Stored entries
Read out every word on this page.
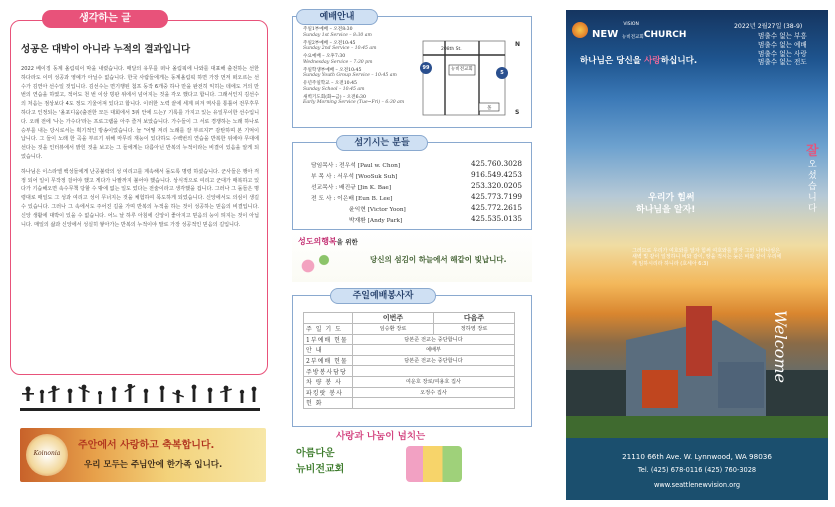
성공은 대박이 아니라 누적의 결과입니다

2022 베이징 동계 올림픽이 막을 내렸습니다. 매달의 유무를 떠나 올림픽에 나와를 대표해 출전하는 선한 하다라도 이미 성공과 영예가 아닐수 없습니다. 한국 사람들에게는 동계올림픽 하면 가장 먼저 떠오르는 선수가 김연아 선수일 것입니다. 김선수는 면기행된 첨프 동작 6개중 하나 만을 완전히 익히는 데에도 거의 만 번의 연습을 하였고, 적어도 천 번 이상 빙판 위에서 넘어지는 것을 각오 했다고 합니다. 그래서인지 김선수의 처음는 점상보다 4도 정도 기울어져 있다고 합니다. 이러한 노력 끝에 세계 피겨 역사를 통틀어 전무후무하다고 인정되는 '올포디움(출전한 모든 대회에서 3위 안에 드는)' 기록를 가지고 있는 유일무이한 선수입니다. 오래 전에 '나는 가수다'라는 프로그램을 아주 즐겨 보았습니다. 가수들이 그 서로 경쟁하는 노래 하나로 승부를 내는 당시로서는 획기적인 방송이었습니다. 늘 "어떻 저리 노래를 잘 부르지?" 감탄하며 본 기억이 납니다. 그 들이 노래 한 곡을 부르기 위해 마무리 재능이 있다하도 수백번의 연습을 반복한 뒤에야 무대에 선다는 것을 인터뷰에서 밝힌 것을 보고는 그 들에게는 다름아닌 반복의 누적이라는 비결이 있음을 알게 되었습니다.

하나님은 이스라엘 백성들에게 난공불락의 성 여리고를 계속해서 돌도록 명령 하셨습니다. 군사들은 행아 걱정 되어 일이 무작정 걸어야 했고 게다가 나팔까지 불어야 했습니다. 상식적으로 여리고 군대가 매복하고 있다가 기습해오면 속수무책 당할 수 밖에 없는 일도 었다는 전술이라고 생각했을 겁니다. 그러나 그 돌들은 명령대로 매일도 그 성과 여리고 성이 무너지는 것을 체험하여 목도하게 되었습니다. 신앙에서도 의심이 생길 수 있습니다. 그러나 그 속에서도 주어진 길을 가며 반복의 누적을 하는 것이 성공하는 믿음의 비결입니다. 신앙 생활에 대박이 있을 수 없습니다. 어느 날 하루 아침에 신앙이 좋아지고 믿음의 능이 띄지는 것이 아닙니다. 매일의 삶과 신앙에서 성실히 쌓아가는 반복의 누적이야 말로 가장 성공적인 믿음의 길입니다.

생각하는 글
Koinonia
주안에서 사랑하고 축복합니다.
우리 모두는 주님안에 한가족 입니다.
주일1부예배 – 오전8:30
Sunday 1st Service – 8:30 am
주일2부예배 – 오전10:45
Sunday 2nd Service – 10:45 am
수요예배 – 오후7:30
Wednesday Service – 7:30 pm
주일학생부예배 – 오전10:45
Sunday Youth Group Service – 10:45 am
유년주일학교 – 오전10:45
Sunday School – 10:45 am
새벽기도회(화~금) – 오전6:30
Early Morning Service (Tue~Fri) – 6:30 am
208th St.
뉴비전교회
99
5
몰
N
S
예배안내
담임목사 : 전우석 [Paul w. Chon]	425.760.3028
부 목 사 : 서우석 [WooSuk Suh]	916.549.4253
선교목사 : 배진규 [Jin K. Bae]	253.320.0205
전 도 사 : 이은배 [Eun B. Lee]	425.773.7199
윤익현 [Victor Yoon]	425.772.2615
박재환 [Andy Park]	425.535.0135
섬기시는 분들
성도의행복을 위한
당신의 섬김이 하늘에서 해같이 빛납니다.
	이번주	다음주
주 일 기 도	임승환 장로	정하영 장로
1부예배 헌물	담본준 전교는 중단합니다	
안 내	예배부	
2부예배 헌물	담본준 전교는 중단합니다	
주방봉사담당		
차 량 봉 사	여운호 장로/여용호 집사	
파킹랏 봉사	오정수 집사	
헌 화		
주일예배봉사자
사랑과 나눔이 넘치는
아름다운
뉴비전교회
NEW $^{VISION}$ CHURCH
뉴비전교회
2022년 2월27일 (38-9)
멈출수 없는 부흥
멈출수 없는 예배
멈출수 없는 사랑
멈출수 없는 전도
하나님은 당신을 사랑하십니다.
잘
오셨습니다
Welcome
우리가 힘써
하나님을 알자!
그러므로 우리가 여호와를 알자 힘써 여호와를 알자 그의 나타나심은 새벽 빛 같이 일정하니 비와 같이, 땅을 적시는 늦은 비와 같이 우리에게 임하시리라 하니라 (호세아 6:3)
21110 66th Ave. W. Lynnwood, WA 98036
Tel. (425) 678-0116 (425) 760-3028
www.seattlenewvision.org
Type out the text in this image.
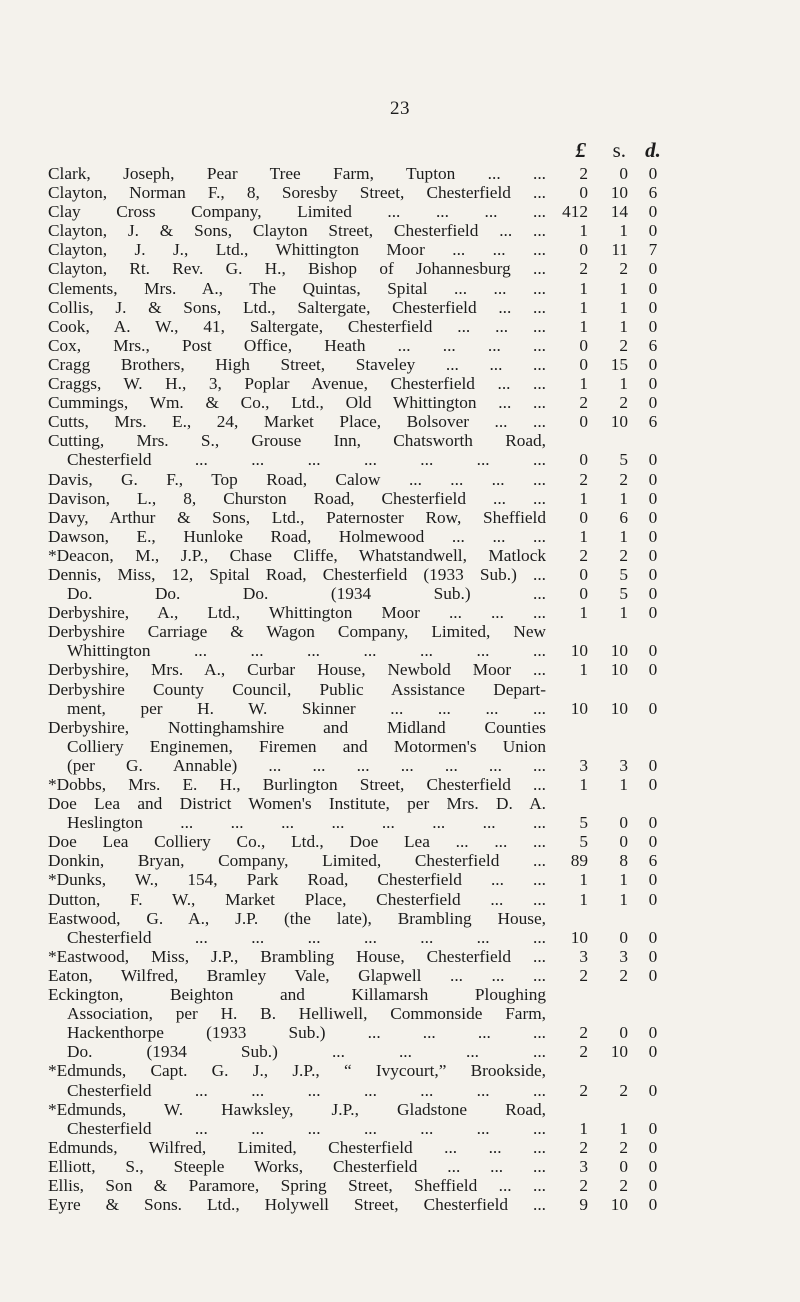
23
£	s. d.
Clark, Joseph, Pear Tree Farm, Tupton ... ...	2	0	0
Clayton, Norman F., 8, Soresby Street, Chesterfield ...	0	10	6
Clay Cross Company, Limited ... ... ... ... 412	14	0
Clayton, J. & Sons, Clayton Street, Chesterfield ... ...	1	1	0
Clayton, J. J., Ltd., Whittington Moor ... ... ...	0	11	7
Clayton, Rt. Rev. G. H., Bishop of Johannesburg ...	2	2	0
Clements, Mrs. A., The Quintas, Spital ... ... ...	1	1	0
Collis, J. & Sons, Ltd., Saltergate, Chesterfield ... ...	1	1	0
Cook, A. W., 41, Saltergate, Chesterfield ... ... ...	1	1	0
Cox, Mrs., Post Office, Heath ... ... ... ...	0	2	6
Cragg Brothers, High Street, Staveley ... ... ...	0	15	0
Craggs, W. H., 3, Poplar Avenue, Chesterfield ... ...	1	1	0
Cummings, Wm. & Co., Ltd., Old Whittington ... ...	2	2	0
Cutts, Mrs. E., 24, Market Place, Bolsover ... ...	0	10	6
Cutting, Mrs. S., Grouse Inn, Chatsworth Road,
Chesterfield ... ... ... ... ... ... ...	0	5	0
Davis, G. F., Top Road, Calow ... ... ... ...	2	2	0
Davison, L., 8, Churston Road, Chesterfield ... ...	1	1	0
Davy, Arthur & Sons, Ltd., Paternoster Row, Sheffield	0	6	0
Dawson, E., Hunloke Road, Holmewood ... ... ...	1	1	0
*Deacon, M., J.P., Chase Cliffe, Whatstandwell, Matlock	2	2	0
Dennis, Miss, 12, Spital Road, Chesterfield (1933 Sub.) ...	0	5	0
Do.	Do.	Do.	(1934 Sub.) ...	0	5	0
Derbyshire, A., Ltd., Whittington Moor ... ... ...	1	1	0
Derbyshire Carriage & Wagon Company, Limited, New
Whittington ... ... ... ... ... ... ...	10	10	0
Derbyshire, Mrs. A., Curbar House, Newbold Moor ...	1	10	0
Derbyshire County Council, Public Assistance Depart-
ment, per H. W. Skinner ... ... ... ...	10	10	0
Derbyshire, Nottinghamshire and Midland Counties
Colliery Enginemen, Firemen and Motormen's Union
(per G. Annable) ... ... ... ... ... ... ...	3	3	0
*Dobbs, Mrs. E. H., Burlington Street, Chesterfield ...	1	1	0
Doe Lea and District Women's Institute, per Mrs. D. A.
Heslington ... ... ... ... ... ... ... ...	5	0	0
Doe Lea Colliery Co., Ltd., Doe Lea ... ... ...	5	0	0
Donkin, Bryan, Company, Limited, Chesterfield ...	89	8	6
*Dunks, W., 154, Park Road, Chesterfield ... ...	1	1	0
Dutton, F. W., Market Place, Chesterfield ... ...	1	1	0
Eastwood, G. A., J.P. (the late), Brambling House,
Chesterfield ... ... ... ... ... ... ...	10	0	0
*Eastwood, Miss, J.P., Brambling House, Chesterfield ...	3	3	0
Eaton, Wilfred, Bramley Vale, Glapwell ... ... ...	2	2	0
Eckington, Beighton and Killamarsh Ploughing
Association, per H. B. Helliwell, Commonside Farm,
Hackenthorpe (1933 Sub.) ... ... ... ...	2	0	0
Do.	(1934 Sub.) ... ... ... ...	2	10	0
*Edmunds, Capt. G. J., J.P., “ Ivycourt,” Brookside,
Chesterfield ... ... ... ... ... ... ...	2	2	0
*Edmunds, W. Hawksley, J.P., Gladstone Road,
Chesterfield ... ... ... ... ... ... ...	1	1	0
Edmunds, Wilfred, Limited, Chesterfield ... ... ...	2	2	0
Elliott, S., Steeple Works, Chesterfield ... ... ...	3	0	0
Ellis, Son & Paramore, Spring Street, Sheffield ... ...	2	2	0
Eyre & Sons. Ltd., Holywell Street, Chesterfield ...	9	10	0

▸ **STATED TASK**
Read the lines above. Gather those in which the string "Farm" is found.

▸ **RESULT**
Clark, Joseph, Pear Tree Farm, Tupton ... ...	2	0	0
Association, per H. B. Helliwell, Commonside Farm,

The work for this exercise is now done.